§ Your objective
Write out the case report on recurrent hyponatremia word for word from "Paraneoplastic Syndrome of" to "liver and pleura.".

§ Extracted text
Paraneoplastic Syndrome of Metastatic Neuroendocrine Carcinoma: Presentation of Recurrent Hyponatremia

Lung neuroendocrine tumors (NETs) are a rare clinical condition of pulmonary neoplasms and are histologically characterized by neuroendocrine differentiation.1 Due to their neuroendocrine cellular origin, these tumors may produce a biologically active peptide, which results in paraneoplastic syndrome. Among them, the syndromes of inappropriate antidiuretic hormone secretion (SIADH), characterized by abnormally elevated levels of antidiuretic hormone (ADH), lead to impairment of free water excretion and results in significant electrolyte abnormalities, such as hyponatremia.2 Here, we report a case of a recurrent symptomatic hyponatremia patient who was finally diagnosed with metastatic neuroendocrine carcinoma of the liver and pleura.

An 83-year-old woman was admitted to the hospital for evaluation of epigastric and right pleuritic chest pain. She had been diagnosed with gastric cancer at 16 years ago and had a subtotal gastrectomy. On admission, she was alert and oriented with no pretibial pitting edema. Her breathing sound was normal. Mild tenderness on epigastric area was noted. Laboratory findings revealed a serum creatinine level of 0.51 mg/dL, serum sodium of 119 mmol/L, glucose of 135 mg/dL and serum osmolality of 244 mOsm/kg. The Serum cortisol level was 17.3 µg/dL, and the free T4 and thyroid stimulation hormone level (TSH) was 16.0 pmol/L (reference range: 11.5–22.7 pmol/L) and 3.33 µIU/mL (reference range: 0.55–4.78 µIU/mL) at the early morning blood sample. Urine electrolytes were sodium of 64 mmol/L and urine osmolality of 421 mOsm/kg. The patient's hyponatremia was resolved with fluid restriction and an infusion of hypertonic saline. Eight weeks after first admission, her euvolemic hyponatremia had recurred. There were new lesions on a chest X-ray, unilateral pleural effusion (Fig. 1A). Therefore, further evaluation was conducted to rule out the malignancy-associated SIADH. A chest computed tomography (CT) scan showed multiple mediastinal lymph node metastases as well as at the right pleura and the right internal mammary chain with heterogeneous enhancement (Fig. 1B). An abdomen CT scan showed multiple 2 cm-sized rim enhanced metastatic nodules in the liver and no recurrent masses at operation anastomosis site (Fig. 1C). For the evaluation of malignancy, fluorine-18-2-fluoro-2-deoxy-D-glucose (FDG) positron emission tomography/computed tomography (PET-CT) was implemented, and intense FDG uptake was seen in an axial fused PET-CT image of the liver lesions suggestive of metastasis (Fig. 1D). Pleural biopsy showed a few atypical cells (Fig. 2A; H&E, 400×) with expressing thyroid transcription factor-1 (TTF-1) (Fig. 2B; 200×). Liver biopsy showed an organoid pattern of tumor cells (Fig. 2C; H&E, 400×), which were positive for CD56, chromogranin, and synaptophysin (Fig. 2D–F; 200×). To confirm malignancy-associated SIADH, immunohistochemical staining for ADH was conducted in a liver biopsy. There was strong cytoplasmic expression for ADH in tumor cells (Fig. 2G; 400×).

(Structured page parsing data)
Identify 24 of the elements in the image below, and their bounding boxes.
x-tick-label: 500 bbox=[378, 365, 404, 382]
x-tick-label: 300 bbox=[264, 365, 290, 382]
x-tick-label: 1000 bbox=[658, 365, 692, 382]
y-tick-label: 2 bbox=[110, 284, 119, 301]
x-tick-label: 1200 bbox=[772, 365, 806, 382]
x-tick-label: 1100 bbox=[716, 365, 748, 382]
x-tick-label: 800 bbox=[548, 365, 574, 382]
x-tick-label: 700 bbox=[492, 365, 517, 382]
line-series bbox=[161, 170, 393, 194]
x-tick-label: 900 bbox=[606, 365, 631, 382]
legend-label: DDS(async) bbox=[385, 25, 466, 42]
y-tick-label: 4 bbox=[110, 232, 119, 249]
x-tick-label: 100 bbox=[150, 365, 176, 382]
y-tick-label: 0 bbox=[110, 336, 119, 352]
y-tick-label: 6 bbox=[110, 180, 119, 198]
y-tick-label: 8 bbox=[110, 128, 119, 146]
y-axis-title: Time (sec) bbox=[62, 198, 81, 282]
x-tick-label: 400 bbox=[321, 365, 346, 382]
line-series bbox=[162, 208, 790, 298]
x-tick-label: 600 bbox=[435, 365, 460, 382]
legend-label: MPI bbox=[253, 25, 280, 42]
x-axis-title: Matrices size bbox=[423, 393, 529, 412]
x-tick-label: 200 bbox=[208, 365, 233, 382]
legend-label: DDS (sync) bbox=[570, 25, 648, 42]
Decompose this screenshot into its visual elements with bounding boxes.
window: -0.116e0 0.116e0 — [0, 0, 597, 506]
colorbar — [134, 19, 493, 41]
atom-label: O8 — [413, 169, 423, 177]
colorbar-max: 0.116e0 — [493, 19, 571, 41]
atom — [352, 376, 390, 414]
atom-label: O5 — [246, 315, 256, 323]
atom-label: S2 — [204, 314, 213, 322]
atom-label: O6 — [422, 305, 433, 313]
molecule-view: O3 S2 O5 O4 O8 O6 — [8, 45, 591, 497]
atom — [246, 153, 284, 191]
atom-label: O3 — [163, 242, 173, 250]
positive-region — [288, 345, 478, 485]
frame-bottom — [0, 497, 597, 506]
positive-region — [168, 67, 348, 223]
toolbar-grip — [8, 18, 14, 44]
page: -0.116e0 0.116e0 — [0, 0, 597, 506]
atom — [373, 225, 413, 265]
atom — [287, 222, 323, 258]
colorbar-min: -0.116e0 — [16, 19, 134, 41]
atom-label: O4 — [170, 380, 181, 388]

§ Answer area
Paraneoplastic Syndrome of Metastatic Neuroendocrine Carcinoma: Presentation of Recurrent Hyponatremia

Lung neuroendocrine tumors (NETs) are a rare clinical condition of pulmonary neoplasms and are histologically characterized by neuroendocrine differentiation.1 Due to their neuroendocrine cellular origin, these tumors may produce a biologically active peptide, which results in paraneoplastic syndrome. Among them, the syndromes of inappropriate antidiuretic hormone secretion (SIADH), characterized by abnormally elevated levels of antidiuretic hormone (ADH), lead to impairment of free water excretion and results in significant electrolyte abnormalities, such as hyponatremia.2 Here, we report a case of a recurrent symptomatic hyponatremia patient who was finally diagnosed with metastatic neuroendocrine carcinoma of the liver and pleura.